— START OF Exercise inputs —

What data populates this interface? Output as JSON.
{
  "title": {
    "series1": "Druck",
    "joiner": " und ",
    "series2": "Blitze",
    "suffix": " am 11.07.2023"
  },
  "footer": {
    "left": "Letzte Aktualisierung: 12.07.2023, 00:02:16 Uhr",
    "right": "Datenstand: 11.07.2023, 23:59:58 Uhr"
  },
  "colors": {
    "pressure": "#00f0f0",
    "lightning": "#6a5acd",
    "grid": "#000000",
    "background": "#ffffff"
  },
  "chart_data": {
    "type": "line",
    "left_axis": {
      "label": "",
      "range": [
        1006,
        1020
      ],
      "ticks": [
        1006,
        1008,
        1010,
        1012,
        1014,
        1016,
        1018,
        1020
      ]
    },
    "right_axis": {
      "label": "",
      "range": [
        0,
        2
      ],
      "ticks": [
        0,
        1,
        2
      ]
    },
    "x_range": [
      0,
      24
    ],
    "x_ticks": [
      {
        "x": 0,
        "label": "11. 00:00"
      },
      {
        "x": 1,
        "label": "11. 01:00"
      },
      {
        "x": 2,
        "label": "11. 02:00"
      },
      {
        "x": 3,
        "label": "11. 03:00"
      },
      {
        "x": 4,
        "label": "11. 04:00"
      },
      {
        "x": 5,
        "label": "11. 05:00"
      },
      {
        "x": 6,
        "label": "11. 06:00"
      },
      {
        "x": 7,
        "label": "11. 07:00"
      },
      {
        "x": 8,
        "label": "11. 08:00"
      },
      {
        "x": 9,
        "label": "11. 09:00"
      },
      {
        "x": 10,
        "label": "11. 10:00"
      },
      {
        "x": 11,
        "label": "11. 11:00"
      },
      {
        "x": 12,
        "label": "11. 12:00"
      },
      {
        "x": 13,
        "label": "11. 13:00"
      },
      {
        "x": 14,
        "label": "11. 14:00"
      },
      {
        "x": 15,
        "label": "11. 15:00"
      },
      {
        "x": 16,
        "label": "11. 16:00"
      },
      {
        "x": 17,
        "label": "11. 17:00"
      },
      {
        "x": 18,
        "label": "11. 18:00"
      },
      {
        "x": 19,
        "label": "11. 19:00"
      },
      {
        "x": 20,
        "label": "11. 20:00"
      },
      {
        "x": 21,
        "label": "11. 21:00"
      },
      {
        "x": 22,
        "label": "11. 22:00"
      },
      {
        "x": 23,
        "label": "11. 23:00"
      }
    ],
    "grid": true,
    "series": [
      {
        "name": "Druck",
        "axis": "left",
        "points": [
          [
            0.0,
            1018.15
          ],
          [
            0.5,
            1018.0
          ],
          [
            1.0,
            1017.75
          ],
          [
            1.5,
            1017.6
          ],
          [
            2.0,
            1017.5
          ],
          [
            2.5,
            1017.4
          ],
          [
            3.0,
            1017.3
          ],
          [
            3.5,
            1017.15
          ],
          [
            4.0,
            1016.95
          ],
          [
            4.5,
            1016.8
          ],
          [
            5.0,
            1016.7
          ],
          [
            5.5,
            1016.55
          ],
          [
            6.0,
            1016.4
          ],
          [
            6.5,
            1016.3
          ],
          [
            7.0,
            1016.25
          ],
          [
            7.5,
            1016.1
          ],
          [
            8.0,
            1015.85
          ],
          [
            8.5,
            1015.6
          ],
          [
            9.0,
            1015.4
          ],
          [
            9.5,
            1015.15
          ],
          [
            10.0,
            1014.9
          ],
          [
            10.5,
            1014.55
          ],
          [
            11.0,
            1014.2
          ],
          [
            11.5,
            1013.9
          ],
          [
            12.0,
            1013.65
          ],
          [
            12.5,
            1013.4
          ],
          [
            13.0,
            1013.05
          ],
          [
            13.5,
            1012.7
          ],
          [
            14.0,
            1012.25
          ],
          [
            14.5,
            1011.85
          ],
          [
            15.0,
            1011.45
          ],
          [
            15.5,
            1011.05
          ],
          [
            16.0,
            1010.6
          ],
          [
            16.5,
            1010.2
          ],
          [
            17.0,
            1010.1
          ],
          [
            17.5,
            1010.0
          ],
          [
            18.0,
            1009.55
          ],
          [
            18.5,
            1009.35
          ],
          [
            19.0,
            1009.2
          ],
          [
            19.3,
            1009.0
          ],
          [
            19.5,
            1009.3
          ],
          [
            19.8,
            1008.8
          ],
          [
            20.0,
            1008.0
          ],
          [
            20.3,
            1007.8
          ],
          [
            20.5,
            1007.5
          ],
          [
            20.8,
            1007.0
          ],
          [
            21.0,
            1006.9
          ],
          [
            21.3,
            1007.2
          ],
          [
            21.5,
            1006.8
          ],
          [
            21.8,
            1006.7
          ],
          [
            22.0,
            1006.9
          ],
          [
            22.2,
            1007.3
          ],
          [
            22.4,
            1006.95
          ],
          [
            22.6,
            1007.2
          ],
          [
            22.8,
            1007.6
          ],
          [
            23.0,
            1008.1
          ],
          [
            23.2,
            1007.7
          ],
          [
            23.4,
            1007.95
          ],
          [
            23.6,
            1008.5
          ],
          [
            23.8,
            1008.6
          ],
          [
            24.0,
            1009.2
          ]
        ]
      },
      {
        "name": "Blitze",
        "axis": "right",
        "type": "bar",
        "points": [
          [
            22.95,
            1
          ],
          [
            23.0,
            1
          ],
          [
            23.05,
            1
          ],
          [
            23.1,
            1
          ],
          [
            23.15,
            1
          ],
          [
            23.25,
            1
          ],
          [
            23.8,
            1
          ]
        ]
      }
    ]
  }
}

— END OF Exercise inputs —

● **Stated task**: Write the entries again, exactly as they stand.

● **Reply to the exercise**:
What data populates this interface? Output as JSON.
{
  "title": {
    "series1": "Druck",
    "joiner": " und ",
    "series2": "Blitze",
    "suffix": " am 11.07.2023"
  },
  "footer": {
    "left": "Letzte Aktualisierung: 12.07.2023, 00:02:16 Uhr",
    "right": "Datenstand: 11.07.2023, 23:59:58 Uhr"
  },
  "colors": {
    "pressure": "#00f0f0",
    "lightning": "#6a5acd",
    "grid": "#000000",
    "background": "#ffffff"
  },
  "chart_data": {
    "type": "line",
    "left_axis": {
      "label": "",
      "range": [
        1006,
        1020
      ],
      "ticks": [
        1006,
        1008,
        1010,
        1012,
        1014,
        1016,
        1018,
        1020
      ]
    },
    "right_axis": {
      "label": "",
      "range": [
        0,
        2
      ],
      "ticks": [
        0,
        1,
        2
      ]
    },
    "x_range": [
      0,
      24
    ],
    "x_ticks": [
      {
        "x": 0,
        "label": "11. 00:00"
      },
      {
        "x": 1,
        "label": "11. 01:00"
      },
      {
        "x": 2,
        "label": "11. 02:00"
      },
      {
        "x": 3,
        "label": "11. 03:00"
      },
      {
        "x": 4,
        "label": "11. 04:00"
      },
      {
        "x": 5,
        "label": "11. 05:00"
      },
      {
        "x": 6,
        "label": "11. 06:00"
      },
      {
        "x": 7,
        "label": "11. 07:00"
      },
      {
        "x": 8,
        "label": "11. 08:00"
      },
      {
        "x": 9,
        "label": "11. 09:00"
      },
      {
        "x": 10,
        "label": "11. 10:00"
      },
      {
        "x": 11,
        "label": "11. 11:00"
      },
      {
        "x": 12,
        "label": "11. 12:00"
      },
      {
        "x": 13,
        "label": "11. 13:00"
      },
      {
        "x": 14,
        "label": "11. 14:00"
      },
      {
        "x": 15,
        "label": "11. 15:00"
      },
      {
        "x": 16,
        "label": "11. 16:00"
      },
      {
        "x": 17,
        "label": "11. 17:00"
      },
      {
        "x": 18,
        "label": "11. 18:00"
      },
      {
        "x": 19,
        "label": "11. 19:00"
      },
      {
        "x": 20,
        "label": "11. 20:00"
      },
      {
        "x": 21,
        "label": "11. 21:00"
      },
      {
        "x": 22,
        "label": "11. 22:00"
      },
      {
        "x": 23,
        "label": "11. 23:00"
      }
    ],
    "grid": true,
    "series": [
      {
        "name": "Druck",
        "axis": "left",
        "points": [
          [
            0.0,
            1018.15
          ],
          [
            0.5,
            1018.0
          ],
          [
            1.0,
            1017.75
          ],
          [
            1.5,
            1017.6
          ],
          [
            2.0,
            1017.5
          ],
          [
            2.5,
            1017.4
          ],
          [
            3.0,
            1017.3
          ],
          [
            3.5,
            1017.15
          ],
          [
            4.0,
            1016.95
          ],
          [
            4.5,
            1016.8
          ],
          [
            5.0,
            1016.7
          ],
          [
            5.5,
            1016.55
          ],
          [
            6.0,
            1016.4
          ],
          [
            6.5,
            1016.3
          ],
          [
            7.0,
            1016.25
          ],
          [
            7.5,
            1016.1
          ],
          [
            8.0,
            1015.85
          ],
          [
            8.5,
            1015.6
          ],
          [
            9.0,
            1015.4
          ],
          [
            9.5,
            1015.15
          ],
          [
            10.0,
            1014.9
          ],
          [
            10.5,
            1014.55
          ],
          [
            11.0,
            1014.2
          ],
          [
            11.5,
            1013.9
          ],
          [
            12.0,
            1013.65
          ],
          [
            12.5,
            1013.4
          ],
          [
            13.0,
            1013.05
          ],
          [
            13.5,
            1012.7
          ],
          [
            14.0,
            1012.25
          ],
          [
            14.5,
            1011.85
          ],
          [
            15.0,
            1011.45
          ],
          [
            15.5,
            1011.05
          ],
          [
            16.0,
            1010.6
          ],
          [
            16.5,
            1010.2
          ],
          [
            17.0,
            1010.1
          ],
          [
            17.5,
            1010.0
          ],
          [
            18.0,
            1009.55
          ],
          [
            18.5,
            1009.35
          ],
          [
            19.0,
            1009.2
          ],
          [
            19.3,
            1009.0
          ],
          [
            19.5,
            1009.3
          ],
          [
            19.8,
            1008.8
          ],
          [
            20.0,
            1008.0
          ],
          [
            20.3,
            1007.8
          ],
          [
            20.5,
            1007.5
          ],
          [
            20.8,
            1007.0
          ],
          [
            21.0,
            1006.9
          ],
          [
            21.3,
            1007.2
          ],
          [
            21.5,
            1006.8
          ],
          [
            21.8,
            1006.7
          ],
          [
            22.0,
            1006.9
          ],
          [
            22.2,
            1007.3
          ],
          [
            22.4,
            1006.95
          ],
          [
            22.6,
            1007.2
          ],
          [
            22.8,
            1007.6
          ],
          [
            23.0,
            1008.1
          ],
          [
            23.2,
            1007.7
          ],
          [
            23.4,
            1007.95
          ],
          [
            23.6,
            1008.5
          ],
          [
            23.8,
            1008.6
          ],
          [
            24.0,
            1009.2
          ]
        ]
      },
      {
        "name": "Blitze",
        "axis": "right",
        "type": "bar",
        "points": [
          [
            22.95,
            1
          ],
          [
            23.0,
            1
          ],
          [
            23.05,
            1
          ],
          [
            23.1,
            1
          ],
          [
            23.15,
            1
          ],
          [
            23.25,
            1
          ],
          [
            23.8,
            1
          ]
        ]
      }
    ]
  }
}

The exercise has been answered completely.